Given text
============================================================

= Hans Wermdalen =

Swedish lawyer and former security chief (born 1936)

Hans Wermdalen (born December 30, 1936) is a Swedish lawyer and former security chief.

Wermdalen got district prosecutor's degree at Stockholm University in 1962. He then worked in the police, including as bureau chief of the Swedish Security Service. In 1975 he became Chief Security Officer at Ericsson and founded the trade association Swesec, which he was chairman of between 1982 and 1996. Moreover, he has been vice president at Securitas AB.

Wermdalen has also been active in ASIS International including as chairman of the Swedish chapter, Vice President in Europe, board member and chairman in the board of directors of ASIS International Affairs. When he left the board, he was appointed Lifetime Asis member.

============================================================

Collected data
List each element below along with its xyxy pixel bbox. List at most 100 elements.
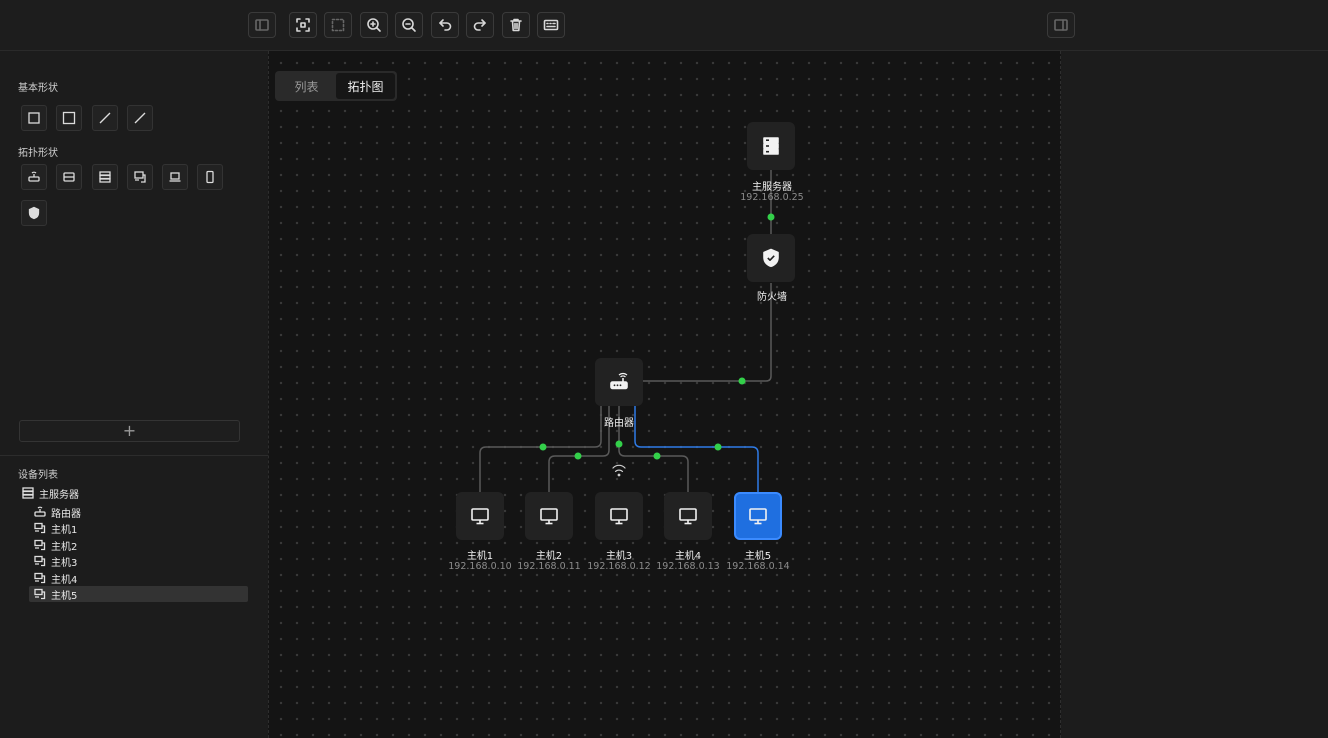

============================================================

From the biography of Hans Wermdalen, reproduce verbatim the passage starting with "Swedish lawyer and former security chief (born" and going on through "Lifetime Asis member.". The data are separate from the biography of Hans Wermdalen.

Response
Swedish lawyer and former security chief (born 1936)

Hans Wermdalen (born December 30, 1936) is a Swedish lawyer and former security chief.

Wermdalen got district prosecutor's degree at Stockholm University in 1962. He then worked in the police, including as bureau chief of the Swedish Security Service. In 1975 he became Chief Security Officer at Ericsson and founded the trade association Swesec, which he was chairman of between 1982 and 1996. Moreover, he has been vice president at Securitas AB.

Wermdalen has also been active in ASIS International including as chairman of the Swedish chapter, Vice President in Europe, board member and chairman in the board of directors of ASIS International Affairs. When he left the board, he was appointed Lifetime Asis member.